WHAT TO PRODUCE: Return each line of the records holding the string "arbetet".

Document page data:
━━━━━━━━━━━━━━━━━━━━━━━━━━━━━━

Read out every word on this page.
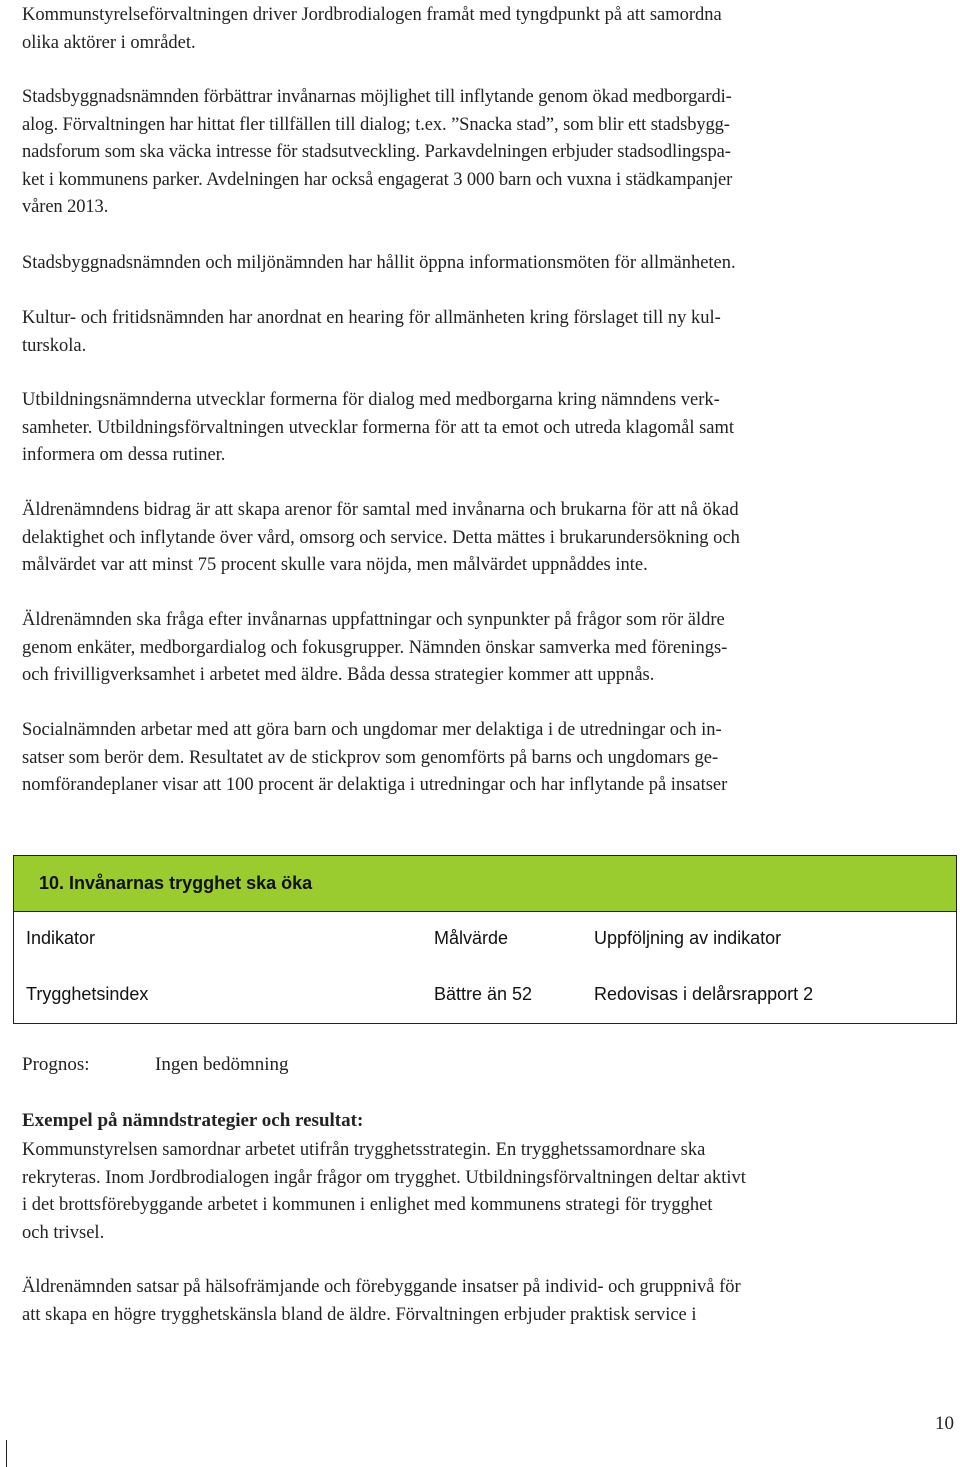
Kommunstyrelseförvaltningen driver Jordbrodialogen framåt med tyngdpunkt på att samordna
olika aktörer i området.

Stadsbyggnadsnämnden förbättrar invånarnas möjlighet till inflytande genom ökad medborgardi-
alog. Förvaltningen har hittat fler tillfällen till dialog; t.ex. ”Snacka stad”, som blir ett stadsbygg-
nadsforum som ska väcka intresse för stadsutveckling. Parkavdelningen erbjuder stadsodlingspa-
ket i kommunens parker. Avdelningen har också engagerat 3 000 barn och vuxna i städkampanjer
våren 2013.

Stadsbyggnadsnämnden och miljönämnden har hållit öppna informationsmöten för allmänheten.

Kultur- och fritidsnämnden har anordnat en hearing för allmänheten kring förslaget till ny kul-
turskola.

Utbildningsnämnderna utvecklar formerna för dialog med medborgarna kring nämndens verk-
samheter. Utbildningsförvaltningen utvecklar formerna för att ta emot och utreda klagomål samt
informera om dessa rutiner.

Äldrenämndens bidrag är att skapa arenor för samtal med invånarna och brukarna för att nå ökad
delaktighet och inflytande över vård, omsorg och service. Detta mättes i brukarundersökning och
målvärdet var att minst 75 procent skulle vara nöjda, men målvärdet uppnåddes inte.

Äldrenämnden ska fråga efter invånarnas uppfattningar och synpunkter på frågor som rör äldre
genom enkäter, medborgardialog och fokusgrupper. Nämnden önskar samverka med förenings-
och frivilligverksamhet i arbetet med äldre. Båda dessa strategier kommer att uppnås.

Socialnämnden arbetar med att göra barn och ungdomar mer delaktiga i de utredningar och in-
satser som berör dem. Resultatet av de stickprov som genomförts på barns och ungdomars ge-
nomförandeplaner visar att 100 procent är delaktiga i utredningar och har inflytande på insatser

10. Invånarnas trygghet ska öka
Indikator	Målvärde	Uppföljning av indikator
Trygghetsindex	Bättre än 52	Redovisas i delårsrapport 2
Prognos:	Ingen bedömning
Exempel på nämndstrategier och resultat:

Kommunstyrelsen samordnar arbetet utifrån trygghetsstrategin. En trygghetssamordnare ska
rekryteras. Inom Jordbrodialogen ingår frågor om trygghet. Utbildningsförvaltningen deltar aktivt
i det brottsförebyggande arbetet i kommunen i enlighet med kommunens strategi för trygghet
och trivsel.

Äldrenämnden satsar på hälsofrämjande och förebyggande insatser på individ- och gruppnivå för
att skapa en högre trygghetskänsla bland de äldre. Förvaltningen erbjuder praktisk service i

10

━━━━━━━━━━━━━━━━━━━━━━━━━━━━━━

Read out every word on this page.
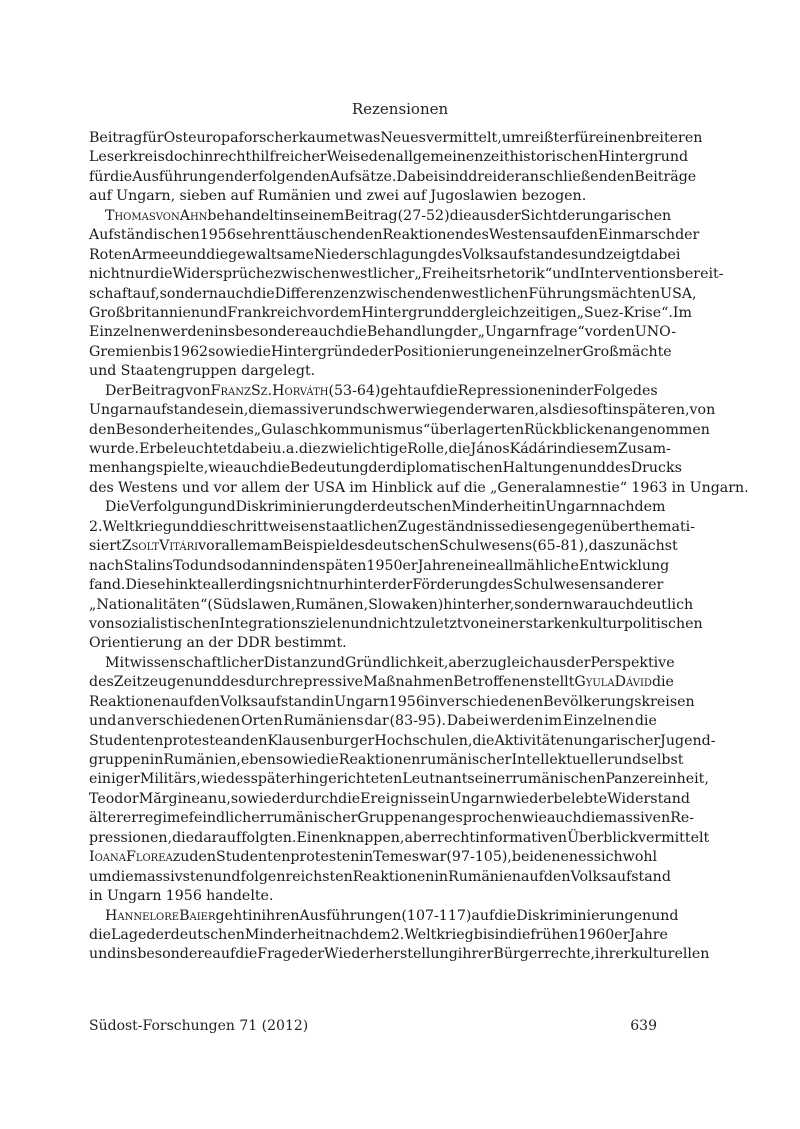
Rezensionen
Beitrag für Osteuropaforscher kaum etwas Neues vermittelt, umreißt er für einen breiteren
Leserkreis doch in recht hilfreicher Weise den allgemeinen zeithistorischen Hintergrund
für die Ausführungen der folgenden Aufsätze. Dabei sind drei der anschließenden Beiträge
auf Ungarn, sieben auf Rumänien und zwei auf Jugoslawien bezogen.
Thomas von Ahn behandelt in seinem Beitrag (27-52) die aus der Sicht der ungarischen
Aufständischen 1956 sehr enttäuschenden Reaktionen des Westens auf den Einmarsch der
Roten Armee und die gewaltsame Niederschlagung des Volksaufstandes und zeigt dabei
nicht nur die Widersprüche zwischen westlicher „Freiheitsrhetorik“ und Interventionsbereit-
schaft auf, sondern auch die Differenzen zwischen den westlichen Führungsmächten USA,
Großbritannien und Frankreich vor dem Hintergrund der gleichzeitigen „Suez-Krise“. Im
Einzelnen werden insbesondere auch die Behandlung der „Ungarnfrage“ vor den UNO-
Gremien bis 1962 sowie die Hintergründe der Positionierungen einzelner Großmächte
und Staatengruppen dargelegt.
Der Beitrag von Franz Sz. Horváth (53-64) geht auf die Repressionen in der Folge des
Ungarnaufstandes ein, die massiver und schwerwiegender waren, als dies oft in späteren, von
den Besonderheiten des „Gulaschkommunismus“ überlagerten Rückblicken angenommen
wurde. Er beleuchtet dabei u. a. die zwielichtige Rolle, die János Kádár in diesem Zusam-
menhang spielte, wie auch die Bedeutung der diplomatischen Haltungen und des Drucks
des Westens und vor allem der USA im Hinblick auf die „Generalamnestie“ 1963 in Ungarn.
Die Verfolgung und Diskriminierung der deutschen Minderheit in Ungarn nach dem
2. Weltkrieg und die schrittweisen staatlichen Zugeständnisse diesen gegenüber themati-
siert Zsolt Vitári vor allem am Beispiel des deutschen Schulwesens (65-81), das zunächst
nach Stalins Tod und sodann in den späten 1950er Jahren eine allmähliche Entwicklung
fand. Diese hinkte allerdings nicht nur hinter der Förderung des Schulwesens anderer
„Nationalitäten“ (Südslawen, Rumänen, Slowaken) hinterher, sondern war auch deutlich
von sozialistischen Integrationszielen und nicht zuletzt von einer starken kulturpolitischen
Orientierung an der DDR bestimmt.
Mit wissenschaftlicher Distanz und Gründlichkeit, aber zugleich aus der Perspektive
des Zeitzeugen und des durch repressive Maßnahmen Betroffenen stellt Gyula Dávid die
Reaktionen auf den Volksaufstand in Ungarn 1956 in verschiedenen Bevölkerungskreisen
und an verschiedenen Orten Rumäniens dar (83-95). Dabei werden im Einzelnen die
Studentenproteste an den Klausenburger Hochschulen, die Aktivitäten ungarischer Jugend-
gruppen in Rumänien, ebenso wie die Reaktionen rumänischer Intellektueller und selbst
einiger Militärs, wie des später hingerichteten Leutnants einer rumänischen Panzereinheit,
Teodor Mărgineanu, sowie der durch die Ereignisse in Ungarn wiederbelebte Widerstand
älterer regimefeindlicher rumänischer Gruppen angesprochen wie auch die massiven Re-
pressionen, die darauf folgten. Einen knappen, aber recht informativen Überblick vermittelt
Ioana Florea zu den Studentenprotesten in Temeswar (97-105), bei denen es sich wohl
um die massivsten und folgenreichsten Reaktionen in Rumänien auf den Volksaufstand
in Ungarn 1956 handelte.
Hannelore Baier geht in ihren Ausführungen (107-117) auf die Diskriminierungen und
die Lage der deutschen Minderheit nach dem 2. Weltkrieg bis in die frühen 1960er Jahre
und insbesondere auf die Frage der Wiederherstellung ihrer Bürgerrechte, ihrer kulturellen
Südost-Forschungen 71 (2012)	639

━━━━━━━━━━━━━━━━━━━━━━━━━━━━━━

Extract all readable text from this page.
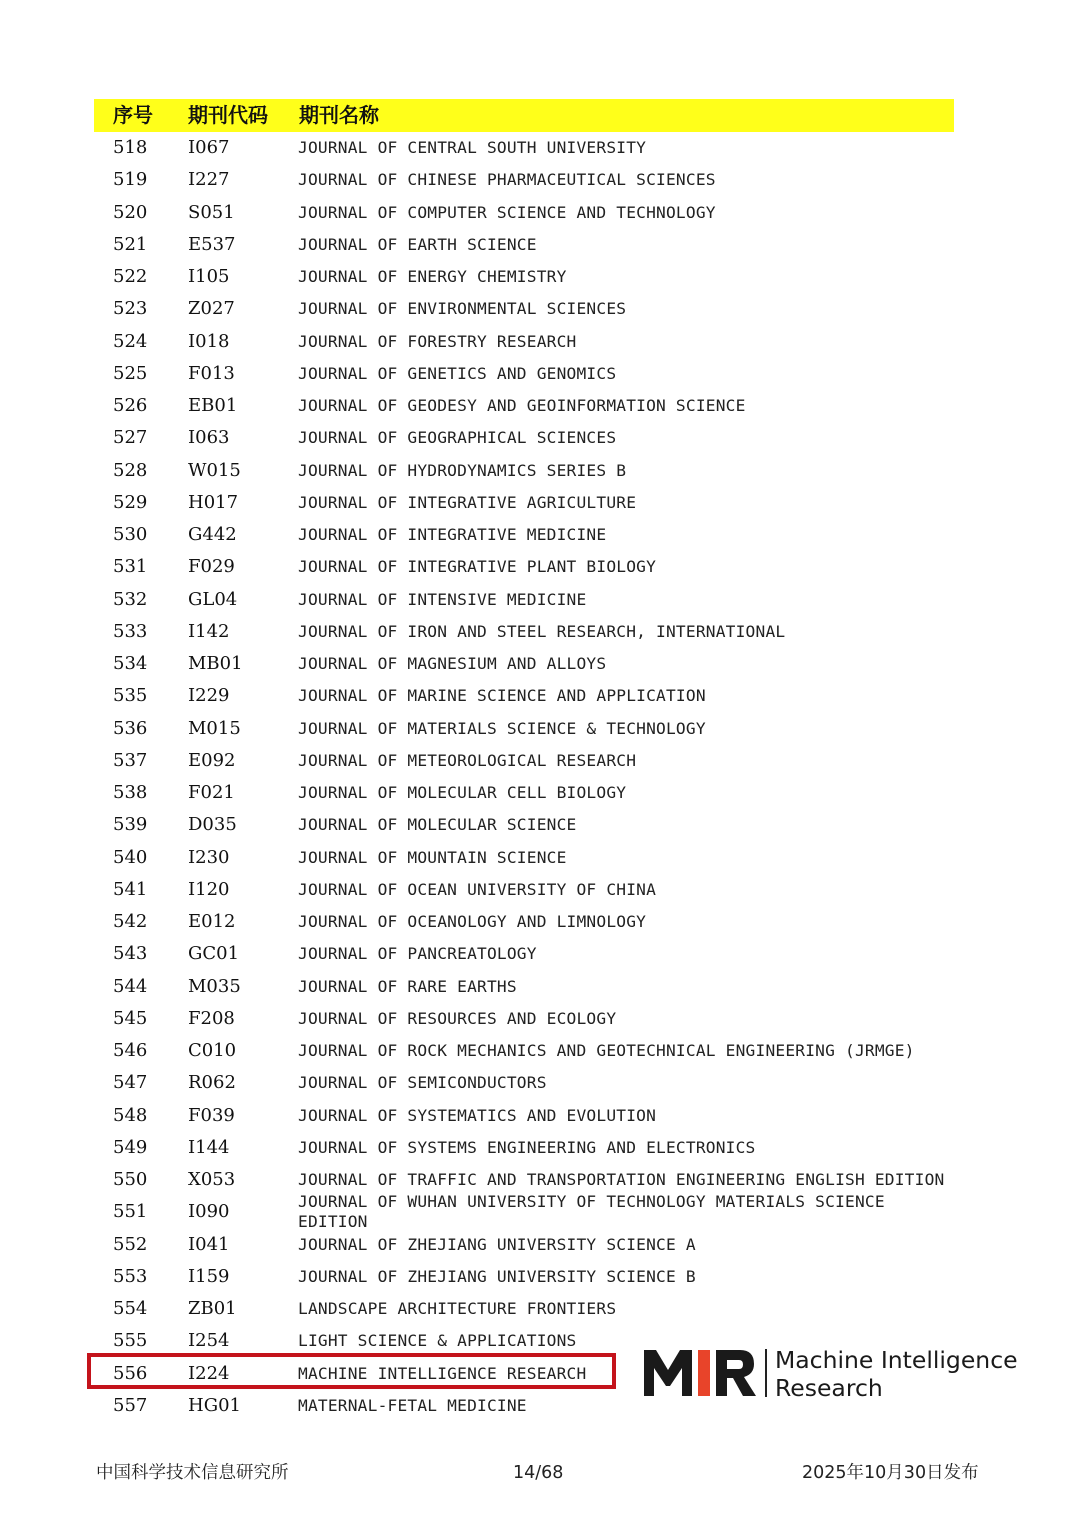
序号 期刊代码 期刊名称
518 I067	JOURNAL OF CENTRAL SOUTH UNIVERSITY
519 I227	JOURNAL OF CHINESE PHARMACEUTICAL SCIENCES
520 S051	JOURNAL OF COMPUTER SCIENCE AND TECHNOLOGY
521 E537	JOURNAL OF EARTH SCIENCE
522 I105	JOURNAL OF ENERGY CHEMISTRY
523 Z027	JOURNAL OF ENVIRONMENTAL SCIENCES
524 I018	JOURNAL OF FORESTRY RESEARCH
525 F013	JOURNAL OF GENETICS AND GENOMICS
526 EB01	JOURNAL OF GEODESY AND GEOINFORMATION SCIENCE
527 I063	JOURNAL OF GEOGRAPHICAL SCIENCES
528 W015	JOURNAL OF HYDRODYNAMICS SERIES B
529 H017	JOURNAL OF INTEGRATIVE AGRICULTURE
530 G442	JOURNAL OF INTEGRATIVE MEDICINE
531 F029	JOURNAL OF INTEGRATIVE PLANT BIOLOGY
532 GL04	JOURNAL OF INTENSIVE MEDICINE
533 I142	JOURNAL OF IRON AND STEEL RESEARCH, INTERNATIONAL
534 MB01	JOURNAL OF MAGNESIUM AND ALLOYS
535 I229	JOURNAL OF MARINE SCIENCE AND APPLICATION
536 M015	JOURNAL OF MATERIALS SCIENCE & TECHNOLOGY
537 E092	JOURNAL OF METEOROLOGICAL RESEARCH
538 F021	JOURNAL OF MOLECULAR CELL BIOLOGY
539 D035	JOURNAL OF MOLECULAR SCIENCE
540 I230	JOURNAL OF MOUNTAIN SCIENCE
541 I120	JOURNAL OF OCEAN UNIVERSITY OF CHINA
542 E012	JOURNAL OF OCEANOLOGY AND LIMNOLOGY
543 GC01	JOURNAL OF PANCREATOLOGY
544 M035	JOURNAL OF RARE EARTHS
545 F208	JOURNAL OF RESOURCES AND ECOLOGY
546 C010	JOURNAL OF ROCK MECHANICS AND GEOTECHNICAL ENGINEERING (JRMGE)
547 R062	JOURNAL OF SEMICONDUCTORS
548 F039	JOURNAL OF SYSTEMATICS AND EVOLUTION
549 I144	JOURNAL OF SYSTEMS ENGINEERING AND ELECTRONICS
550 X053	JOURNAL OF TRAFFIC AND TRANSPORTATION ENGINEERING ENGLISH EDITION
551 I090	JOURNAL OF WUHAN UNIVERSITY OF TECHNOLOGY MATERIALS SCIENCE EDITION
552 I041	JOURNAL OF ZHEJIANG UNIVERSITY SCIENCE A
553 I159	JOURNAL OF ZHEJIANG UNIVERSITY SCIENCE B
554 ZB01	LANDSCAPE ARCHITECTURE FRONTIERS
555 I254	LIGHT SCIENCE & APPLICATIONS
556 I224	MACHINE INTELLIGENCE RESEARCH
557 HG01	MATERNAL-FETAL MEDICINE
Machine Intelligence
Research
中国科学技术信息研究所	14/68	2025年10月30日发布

━━━━━━━━━━━━━━━━━━━━━━━━━━━━━━

WRITTEN REPLY:
och frivilligverksamhet i arbetet med äldre. Båda dessa strategier kommer att uppnås.
Kommunstyrelsen samordnar arbetet utifrån trygghetsstrategin. En trygghetssamordnare ska
i det brottsförebyggande arbetet i kommunen i enlighet med kommunens strategi för trygghet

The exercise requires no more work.